* **What to do**:
Quote every line of the data below as it stands, omitting pictures.

[Entries taken from a collection]

★ ★ ★ ★

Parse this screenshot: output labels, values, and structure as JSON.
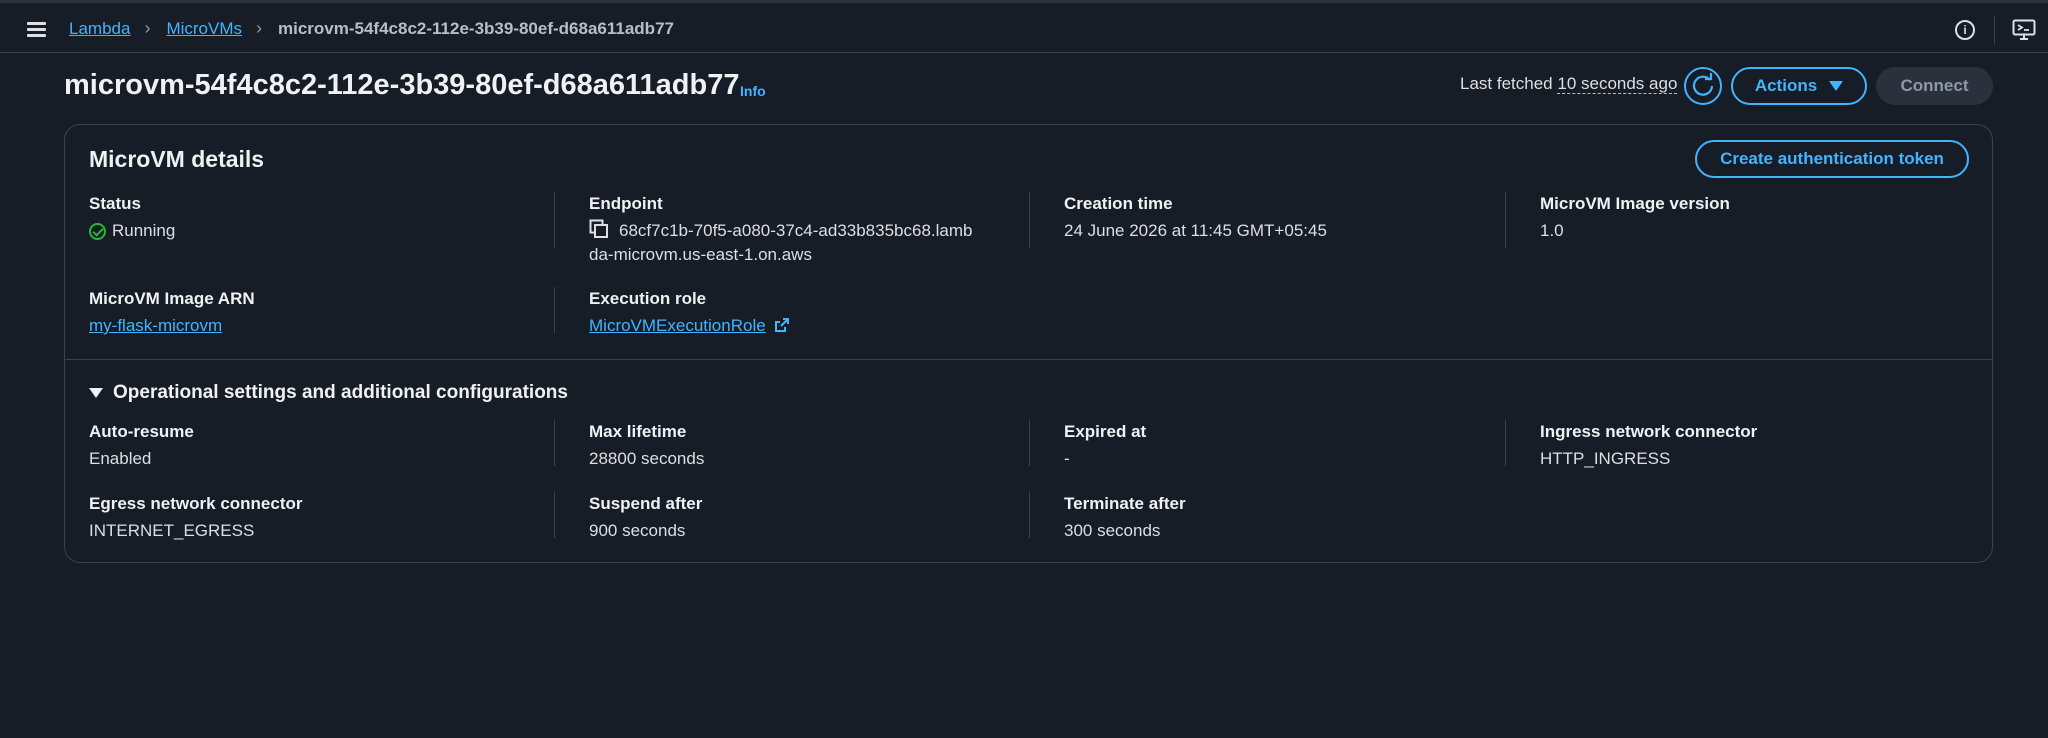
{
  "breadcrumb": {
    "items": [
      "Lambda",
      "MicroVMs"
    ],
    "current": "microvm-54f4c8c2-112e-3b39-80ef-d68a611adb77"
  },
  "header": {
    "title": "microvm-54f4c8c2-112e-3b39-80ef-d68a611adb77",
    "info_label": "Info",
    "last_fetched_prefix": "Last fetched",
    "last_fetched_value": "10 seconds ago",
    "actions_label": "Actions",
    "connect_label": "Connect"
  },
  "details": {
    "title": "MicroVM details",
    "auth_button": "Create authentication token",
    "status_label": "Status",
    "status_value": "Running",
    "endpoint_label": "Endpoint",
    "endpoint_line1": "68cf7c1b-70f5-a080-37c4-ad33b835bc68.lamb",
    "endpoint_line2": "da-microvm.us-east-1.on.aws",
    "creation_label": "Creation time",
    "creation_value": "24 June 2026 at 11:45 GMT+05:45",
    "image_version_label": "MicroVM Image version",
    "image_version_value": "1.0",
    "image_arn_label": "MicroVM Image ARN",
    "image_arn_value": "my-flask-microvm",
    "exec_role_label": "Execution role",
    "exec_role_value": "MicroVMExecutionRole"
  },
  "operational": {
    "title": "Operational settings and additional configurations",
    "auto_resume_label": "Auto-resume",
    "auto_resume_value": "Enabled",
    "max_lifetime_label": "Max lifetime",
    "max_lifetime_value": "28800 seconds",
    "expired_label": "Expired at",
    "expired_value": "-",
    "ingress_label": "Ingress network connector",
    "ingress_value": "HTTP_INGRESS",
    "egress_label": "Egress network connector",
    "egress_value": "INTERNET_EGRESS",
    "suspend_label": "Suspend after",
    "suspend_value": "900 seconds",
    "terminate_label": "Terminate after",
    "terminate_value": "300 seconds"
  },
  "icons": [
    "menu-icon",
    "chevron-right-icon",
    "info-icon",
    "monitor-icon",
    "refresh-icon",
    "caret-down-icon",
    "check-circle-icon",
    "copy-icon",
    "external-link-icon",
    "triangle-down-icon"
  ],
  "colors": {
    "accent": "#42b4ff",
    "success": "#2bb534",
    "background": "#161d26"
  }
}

★ ★ ★ ★

* **Solution below**:
Parse this screenshot: output labels, values, and structure as JSON.
{
  "breadcrumb": {
    "items": [
      "Lambda",
      "MicroVMs"
    ],
    "current": "microvm-54f4c8c2-112e-3b39-80ef-d68a611adb77"
  },
  "header": {
    "title": "microvm-54f4c8c2-112e-3b39-80ef-d68a611adb77",
    "info_label": "Info",
    "last_fetched_prefix": "Last fetched",
    "last_fetched_value": "10 seconds ago",
    "actions_label": "Actions",
    "connect_label": "Connect"
  },
  "details": {
    "title": "MicroVM details",
    "auth_button": "Create authentication token",
    "status_label": "Status",
    "status_value": "Running",
    "endpoint_label": "Endpoint",
    "endpoint_line1": "68cf7c1b-70f5-a080-37c4-ad33b835bc68.lamb",
    "endpoint_line2": "da-microvm.us-east-1.on.aws",
    "creation_label": "Creation time",
    "creation_value": "24 June 2026 at 11:45 GMT+05:45",
    "image_version_label": "MicroVM Image version",
    "image_version_value": "1.0",
    "image_arn_label": "MicroVM Image ARN",
    "image_arn_value": "my-flask-microvm",
    "exec_role_label": "Execution role",
    "exec_role_value": "MicroVMExecutionRole"
  },
  "operational": {
    "title": "Operational settings and additional configurations",
    "auto_resume_label": "Auto-resume",
    "auto_resume_value": "Enabled",
    "max_lifetime_label": "Max lifetime",
    "max_lifetime_value": "28800 seconds",
    "expired_label": "Expired at",
    "expired_value": "-",
    "ingress_label": "Ingress network connector",
    "ingress_value": "HTTP_INGRESS",
    "egress_label": "Egress network connector",
    "egress_value": "INTERNET_EGRESS",
    "suspend_label": "Suspend after",
    "suspend_value": "900 seconds",
    "terminate_label": "Terminate after",
    "terminate_value": "300 seconds"
  },
  "icons": [
    "menu-icon",
    "chevron-right-icon",
    "info-icon",
    "monitor-icon",
    "refresh-icon",
    "caret-down-icon",
    "check-circle-icon",
    "copy-icon",
    "external-link-icon",
    "triangle-down-icon"
  ],
  "colors": {
    "accent": "#42b4ff",
    "success": "#2bb534",
    "background": "#161d26"
  }
}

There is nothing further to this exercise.